• **Given task**
Copy everything from the start of the listing down to the line containing "help-icon[interactable]: ? (515, 63, 541, 89)", swapping "Profil HEA 300" for "Profil HEA 240" and leaving the rest unchanged.

• **Provided information**
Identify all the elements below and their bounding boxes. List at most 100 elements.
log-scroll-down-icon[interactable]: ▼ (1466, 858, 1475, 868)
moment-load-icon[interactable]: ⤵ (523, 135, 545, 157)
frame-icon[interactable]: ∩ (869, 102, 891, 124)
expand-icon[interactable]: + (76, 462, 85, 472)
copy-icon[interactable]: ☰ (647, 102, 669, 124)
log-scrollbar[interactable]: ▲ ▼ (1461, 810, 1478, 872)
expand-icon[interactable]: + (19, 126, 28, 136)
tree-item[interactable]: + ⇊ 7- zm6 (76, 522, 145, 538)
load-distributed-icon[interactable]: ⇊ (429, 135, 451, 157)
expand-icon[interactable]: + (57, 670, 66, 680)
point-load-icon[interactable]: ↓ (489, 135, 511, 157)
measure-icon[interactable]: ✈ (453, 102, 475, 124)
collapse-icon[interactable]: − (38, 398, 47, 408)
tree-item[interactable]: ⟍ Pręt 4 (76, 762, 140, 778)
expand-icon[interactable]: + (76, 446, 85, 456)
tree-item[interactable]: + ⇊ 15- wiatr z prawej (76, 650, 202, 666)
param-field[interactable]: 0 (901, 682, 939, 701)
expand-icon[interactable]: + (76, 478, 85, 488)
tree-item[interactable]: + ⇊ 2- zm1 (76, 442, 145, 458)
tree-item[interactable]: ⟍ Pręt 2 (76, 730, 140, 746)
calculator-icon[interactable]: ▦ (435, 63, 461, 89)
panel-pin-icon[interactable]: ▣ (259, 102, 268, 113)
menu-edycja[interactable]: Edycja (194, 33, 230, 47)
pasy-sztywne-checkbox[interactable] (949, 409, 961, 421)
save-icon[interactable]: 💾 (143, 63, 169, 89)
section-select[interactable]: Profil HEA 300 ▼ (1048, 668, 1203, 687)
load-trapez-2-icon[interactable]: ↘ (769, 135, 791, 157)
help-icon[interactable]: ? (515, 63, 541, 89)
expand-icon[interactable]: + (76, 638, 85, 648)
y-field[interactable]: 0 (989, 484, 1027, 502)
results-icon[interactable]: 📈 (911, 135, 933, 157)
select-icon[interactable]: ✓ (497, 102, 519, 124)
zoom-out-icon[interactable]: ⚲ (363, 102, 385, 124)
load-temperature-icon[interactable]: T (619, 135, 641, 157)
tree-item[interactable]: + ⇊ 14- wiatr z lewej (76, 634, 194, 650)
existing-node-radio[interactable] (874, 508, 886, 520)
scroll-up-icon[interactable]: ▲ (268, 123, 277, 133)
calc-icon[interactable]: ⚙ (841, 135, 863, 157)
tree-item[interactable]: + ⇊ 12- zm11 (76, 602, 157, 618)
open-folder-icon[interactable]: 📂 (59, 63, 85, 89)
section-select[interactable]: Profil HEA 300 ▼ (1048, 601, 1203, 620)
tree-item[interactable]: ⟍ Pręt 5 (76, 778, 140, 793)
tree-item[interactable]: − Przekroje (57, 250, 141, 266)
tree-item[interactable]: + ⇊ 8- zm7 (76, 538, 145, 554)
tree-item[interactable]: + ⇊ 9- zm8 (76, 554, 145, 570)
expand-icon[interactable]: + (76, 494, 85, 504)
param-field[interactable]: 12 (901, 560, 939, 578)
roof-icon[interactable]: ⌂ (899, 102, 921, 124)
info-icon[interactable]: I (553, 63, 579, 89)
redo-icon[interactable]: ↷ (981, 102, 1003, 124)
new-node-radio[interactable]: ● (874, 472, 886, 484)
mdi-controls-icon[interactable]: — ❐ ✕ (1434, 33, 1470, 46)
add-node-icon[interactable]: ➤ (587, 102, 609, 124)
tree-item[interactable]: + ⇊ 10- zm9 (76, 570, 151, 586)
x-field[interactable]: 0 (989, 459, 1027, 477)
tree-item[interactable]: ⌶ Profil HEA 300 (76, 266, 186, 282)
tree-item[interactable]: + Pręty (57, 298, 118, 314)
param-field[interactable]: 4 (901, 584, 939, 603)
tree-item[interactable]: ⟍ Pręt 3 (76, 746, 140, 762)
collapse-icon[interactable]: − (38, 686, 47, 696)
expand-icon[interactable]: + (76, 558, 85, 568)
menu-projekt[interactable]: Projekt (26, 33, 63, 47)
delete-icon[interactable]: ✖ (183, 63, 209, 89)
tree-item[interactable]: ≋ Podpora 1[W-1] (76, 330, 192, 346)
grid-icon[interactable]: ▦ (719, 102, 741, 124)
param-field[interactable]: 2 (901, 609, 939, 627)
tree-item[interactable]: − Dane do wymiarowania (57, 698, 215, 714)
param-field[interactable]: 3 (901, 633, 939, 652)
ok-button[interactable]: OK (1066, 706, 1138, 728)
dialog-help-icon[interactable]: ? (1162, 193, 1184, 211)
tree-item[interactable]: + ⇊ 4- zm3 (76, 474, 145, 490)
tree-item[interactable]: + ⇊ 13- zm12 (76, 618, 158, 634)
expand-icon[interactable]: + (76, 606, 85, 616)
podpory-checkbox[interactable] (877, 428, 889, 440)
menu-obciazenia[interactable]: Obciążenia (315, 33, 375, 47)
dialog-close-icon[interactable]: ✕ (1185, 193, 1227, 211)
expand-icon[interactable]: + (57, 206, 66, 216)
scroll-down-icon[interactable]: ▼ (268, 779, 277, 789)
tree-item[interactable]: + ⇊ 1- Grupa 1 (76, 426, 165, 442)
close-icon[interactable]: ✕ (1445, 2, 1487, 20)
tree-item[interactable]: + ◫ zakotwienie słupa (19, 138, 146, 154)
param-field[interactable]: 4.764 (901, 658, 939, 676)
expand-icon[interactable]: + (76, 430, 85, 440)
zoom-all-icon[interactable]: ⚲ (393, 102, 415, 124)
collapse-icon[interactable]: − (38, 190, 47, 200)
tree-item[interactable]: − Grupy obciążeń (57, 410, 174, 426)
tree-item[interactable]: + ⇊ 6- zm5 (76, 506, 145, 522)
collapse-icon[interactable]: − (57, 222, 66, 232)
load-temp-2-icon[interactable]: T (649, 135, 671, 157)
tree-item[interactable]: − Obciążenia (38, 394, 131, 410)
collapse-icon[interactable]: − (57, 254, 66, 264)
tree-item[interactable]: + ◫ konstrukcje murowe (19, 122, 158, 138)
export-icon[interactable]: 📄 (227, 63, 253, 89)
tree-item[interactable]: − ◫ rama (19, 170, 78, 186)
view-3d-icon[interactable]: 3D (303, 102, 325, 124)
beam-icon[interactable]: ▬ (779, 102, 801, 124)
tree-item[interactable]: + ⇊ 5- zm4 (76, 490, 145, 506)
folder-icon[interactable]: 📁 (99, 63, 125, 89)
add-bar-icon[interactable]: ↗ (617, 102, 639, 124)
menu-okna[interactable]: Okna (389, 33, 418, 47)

• **Expected output**
Identify all the elements below and their bounding boxes. List at most 100 elements.
log-scroll-down-icon[interactable]: ▼ (1466, 858, 1475, 868)
moment-load-icon[interactable]: ⤵ (523, 135, 545, 157)
frame-icon[interactable]: ∩ (869, 102, 891, 124)
expand-icon[interactable]: + (76, 462, 85, 472)
copy-icon[interactable]: ☰ (647, 102, 669, 124)
log-scrollbar[interactable]: ▲ ▼ (1461, 810, 1478, 872)
expand-icon[interactable]: + (19, 126, 28, 136)
tree-item[interactable]: + ⇊ 7- zm6 (76, 522, 145, 538)
load-distributed-icon[interactable]: ⇊ (429, 135, 451, 157)
expand-icon[interactable]: + (57, 670, 66, 680)
point-load-icon[interactable]: ↓ (489, 135, 511, 157)
measure-icon[interactable]: ✈ (453, 102, 475, 124)
collapse-icon[interactable]: − (38, 398, 47, 408)
tree-item[interactable]: ⟍ Pręt 4 (76, 762, 140, 778)
expand-icon[interactable]: + (76, 446, 85, 456)
tree-item[interactable]: + ⇊ 15- wiatr z prawej (76, 650, 202, 666)
param-field[interactable]: 0 (901, 682, 939, 701)
expand-icon[interactable]: + (76, 478, 85, 488)
tree-item[interactable]: + ⇊ 2- zm1 (76, 442, 145, 458)
tree-item[interactable]: ⟍ Pręt 2 (76, 730, 140, 746)
calculator-icon[interactable]: ▦ (435, 63, 461, 89)
panel-pin-icon[interactable]: ▣ (259, 102, 268, 113)
menu-edycja[interactable]: Edycja (194, 33, 230, 47)
pasy-sztywne-checkbox[interactable] (949, 409, 961, 421)
save-icon[interactable]: 💾 (143, 63, 169, 89)
section-select[interactable]: Profil HEA 240 ▼ (1048, 668, 1203, 687)
load-trapez-2-icon[interactable]: ↘ (769, 135, 791, 157)
help-icon[interactable]: ? (515, 63, 541, 89)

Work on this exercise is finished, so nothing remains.